Task directions:
Retype the records below word for word and omit any image.

Records for the task:

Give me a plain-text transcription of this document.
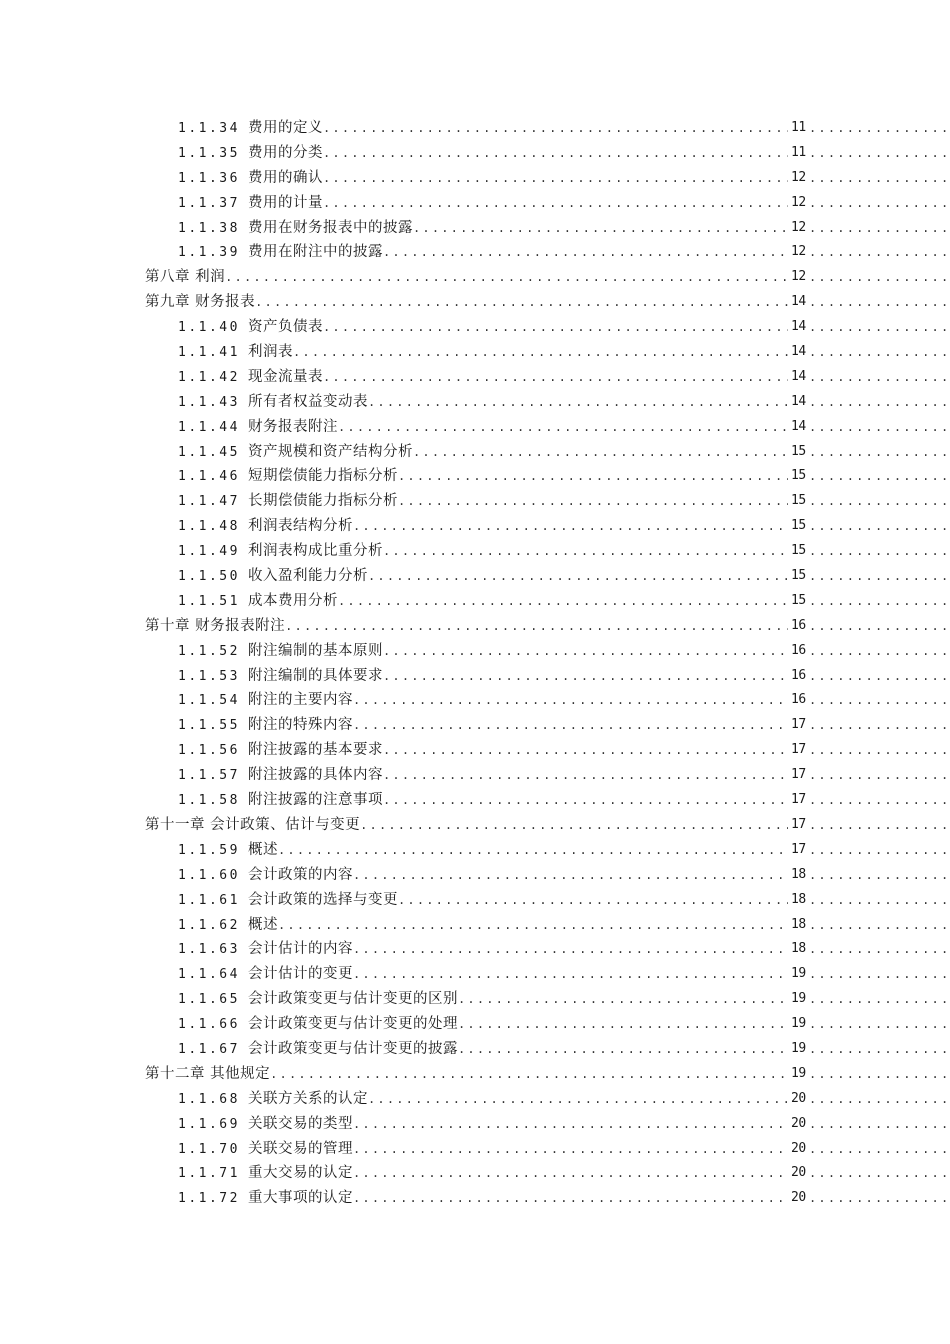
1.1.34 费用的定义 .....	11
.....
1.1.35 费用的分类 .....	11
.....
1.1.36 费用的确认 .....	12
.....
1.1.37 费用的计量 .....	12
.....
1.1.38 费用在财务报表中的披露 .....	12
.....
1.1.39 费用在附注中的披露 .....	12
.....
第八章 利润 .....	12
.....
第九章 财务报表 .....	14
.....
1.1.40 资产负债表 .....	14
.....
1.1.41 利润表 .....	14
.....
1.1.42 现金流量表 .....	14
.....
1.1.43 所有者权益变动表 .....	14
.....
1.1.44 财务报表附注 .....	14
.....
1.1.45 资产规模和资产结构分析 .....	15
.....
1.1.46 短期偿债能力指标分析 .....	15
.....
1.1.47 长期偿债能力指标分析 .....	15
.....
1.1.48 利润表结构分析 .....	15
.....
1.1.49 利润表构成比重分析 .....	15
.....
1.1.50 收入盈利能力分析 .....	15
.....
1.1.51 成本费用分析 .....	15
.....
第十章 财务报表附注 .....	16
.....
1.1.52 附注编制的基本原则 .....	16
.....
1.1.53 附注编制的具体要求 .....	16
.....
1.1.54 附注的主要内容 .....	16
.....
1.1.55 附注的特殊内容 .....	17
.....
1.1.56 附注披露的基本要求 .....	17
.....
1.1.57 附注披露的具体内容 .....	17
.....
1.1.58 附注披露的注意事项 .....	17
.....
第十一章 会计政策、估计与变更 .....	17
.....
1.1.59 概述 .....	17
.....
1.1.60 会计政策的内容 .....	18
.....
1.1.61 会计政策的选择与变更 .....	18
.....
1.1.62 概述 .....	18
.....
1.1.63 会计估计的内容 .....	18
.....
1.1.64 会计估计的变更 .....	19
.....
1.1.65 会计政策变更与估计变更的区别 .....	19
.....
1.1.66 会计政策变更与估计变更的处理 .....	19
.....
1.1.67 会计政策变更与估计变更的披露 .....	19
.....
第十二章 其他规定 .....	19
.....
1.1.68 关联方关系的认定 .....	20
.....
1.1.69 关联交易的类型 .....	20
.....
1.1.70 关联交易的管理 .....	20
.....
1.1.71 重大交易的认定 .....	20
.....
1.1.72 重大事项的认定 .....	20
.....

Answer to this exercise:
Give me a plain-text transcription of this document.
1.1.34 费用的定义 .....	11
.....
1.1.35 费用的分类 .....	11
.....
1.1.36 费用的确认 .....	12
.....
1.1.37 费用的计量 .....	12
.....
1.1.38 费用在财务报表中的披露 .....	12
.....
1.1.39 费用在附注中的披露 .....	12
.....
第八章 利润 .....	12
.....
第九章 财务报表 .....	14
.....
1.1.40 资产负债表 .....	14
.....
1.1.41 利润表 .....	14
.....
1.1.42 现金流量表 .....	14
.....
1.1.43 所有者权益变动表 .....	14
.....
1.1.44 财务报表附注 .....	14
.....
1.1.45 资产规模和资产结构分析 .....	15
.....
1.1.46 短期偿债能力指标分析 .....	15
.....
1.1.47 长期偿债能力指标分析 .....	15
.....
1.1.48 利润表结构分析 .....	15
.....
1.1.49 利润表构成比重分析 .....	15
.....
1.1.50 收入盈利能力分析 .....	15
.....
1.1.51 成本费用分析 .....	15
.....
第十章 财务报表附注 .....	16
.....
1.1.52 附注编制的基本原则 .....	16
.....
1.1.53 附注编制的具体要求 .....	16
.....
1.1.54 附注的主要内容 .....	16
.....
1.1.55 附注的特殊内容 .....	17
.....
1.1.56 附注披露的基本要求 .....	17
.....
1.1.57 附注披露的具体内容 .....	17
.....
1.1.58 附注披露的注意事项 .....	17
.....
第十一章 会计政策、估计与变更 .....	17
.....
1.1.59 概述 .....	17
.....
1.1.60 会计政策的内容 .....	18
.....
1.1.61 会计政策的选择与变更 .....	18
.....
1.1.62 概述 .....	18
.....
1.1.63 会计估计的内容 .....	18
.....
1.1.64 会计估计的变更 .....	19
.....
1.1.65 会计政策变更与估计变更的区别 .....	19
.....
1.1.66 会计政策变更与估计变更的处理 .....	19
.....
1.1.67 会计政策变更与估计变更的披露 .....	19
.....
第十二章 其他规定 .....	19
.....
1.1.68 关联方关系的认定 .....	20
.....
1.1.69 关联交易的类型 .....	20
.....
1.1.70 关联交易的管理 .....	20
.....
1.1.71 重大交易的认定 .....	20
.....
1.1.72 重大事项的认定 .....	20
.....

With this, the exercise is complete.